- [SELECTED TEXT]
= = =
The Employment Eligibility Verification document (I-9) was required to be used by employers to "verify the identity and employment authorization of individuals hired for employment in the United States". While this form is not to be submitted unless requested by government officials, it is required that all employers have an I-9 form from each of their employees, which they must be retain for three years after day of hire or one year after employment is terminated.

=== I-9 qualifying citizenship or immigration statuses ===

- A citizen of the United States
- A noncitizen national of the United States
- A lawful permanent resident
- An alien authorized to work
  - As an "Alien Authorized to Work", the employee must provide an "A-Number" present in the EAD card, along with the expiration day of the temporary employment authorization. Thus, as established by form I-9, the EAD card is a document which serves as both an identification and verification of employment eligibility.
Concurrently, the Immigration Act of 1990 "increased the limits on lawful immigration to the United States" [...], "established new nonimmigrant admission categories," and revised acceptable grounds for deportation. Most importantly, it brought to light the "authorized temporary protected status" for aliens of designated countries.

Through the revision and creation of new classes of nonimmigrants, qualified for admission and temporary working status, both IRCA and the Immigration Act of 1990 provided legislation for the regulation of employment of noncitizen.

The 9/11 attacks brought to the surface the weak aspect of the immigration system. After the September 11 attacks, the United States intensified its focus on interior reinforcement of immigration laws to reduce illegal immigration and to identify and remove criminal aliens.
= = =
- [RECORDED DATA]
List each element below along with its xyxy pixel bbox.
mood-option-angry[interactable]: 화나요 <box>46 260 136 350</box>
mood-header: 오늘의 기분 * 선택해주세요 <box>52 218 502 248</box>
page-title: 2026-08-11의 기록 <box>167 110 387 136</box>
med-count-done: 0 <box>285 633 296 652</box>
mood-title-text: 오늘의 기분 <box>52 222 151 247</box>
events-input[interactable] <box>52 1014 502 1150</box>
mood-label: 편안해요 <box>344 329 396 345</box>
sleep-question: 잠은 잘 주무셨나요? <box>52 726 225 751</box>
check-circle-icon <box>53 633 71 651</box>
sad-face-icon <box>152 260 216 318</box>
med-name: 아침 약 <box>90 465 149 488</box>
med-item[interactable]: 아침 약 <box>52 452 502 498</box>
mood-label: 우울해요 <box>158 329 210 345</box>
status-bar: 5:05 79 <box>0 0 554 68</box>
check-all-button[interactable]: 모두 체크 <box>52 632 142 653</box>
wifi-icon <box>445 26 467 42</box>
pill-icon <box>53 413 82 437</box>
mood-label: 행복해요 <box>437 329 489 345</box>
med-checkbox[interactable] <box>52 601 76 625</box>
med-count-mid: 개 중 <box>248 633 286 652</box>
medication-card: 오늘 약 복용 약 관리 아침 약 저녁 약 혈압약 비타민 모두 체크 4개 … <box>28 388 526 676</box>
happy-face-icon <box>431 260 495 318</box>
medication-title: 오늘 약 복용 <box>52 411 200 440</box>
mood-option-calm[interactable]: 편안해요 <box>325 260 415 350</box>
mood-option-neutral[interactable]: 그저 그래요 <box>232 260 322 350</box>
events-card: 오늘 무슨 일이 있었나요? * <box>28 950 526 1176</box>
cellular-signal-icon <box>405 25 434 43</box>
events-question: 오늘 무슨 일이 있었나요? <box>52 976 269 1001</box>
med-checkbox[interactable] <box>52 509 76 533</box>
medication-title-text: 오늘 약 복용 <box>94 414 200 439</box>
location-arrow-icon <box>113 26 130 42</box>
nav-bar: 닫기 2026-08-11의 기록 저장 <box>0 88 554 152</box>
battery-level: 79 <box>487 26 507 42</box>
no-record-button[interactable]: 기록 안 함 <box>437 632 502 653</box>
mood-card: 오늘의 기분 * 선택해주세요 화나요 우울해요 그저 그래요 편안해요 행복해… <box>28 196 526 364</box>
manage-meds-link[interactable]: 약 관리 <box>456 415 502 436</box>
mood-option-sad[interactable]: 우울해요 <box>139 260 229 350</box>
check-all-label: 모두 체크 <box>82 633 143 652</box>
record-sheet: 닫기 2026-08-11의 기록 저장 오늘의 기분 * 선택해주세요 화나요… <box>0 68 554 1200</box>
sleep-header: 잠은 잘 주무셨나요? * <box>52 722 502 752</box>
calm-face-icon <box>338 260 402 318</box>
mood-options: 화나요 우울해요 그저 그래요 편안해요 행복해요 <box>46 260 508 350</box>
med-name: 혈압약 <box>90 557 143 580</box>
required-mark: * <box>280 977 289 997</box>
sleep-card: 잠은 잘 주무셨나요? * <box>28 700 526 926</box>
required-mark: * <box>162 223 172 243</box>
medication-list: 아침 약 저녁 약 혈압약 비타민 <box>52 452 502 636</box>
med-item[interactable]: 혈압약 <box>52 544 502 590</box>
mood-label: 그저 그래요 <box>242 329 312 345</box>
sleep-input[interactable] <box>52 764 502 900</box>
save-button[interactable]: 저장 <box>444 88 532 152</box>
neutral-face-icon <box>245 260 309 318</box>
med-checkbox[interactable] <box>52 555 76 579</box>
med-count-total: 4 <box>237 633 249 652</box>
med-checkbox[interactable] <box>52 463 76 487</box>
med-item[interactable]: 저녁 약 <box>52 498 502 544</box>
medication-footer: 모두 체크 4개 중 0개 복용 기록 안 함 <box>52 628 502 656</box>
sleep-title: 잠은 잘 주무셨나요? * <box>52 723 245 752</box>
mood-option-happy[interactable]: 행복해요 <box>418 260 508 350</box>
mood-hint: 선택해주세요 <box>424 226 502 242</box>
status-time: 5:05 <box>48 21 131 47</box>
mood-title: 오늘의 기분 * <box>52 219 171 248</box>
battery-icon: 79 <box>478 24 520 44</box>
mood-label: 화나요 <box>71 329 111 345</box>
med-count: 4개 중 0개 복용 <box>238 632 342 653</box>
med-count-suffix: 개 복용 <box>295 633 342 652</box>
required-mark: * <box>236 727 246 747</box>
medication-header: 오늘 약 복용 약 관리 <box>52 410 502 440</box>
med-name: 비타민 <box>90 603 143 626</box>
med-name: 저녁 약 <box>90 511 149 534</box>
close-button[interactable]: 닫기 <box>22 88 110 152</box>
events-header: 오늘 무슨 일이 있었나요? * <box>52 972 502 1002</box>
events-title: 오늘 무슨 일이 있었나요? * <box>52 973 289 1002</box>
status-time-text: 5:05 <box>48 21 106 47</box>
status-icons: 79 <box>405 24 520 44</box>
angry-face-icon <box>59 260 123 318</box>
= = =
- [WORK ITEM]
Do the following statements agree with the text on the I-9 form? Answer yes or no for each, quoting the deciding words of the text exactly.
(a) Employers must submit an I-9 form to the government for every employee.
(b) The EAD card serves as both identification and verification of employment eligibility.
(c) The Immigration Act of 1990 lowered the limits on lawful immigration to the United States.
Base your answers only on the text about the I-9 form.

- [FINISHED TASK]
(a) No: "this form is not to be submitted unless requested by government officials"
(b) Yes: "the EAD card is a document which serves as both an identification and verification of employment eligibility"
(c) No: "increased the limits on lawful immigration to the United States"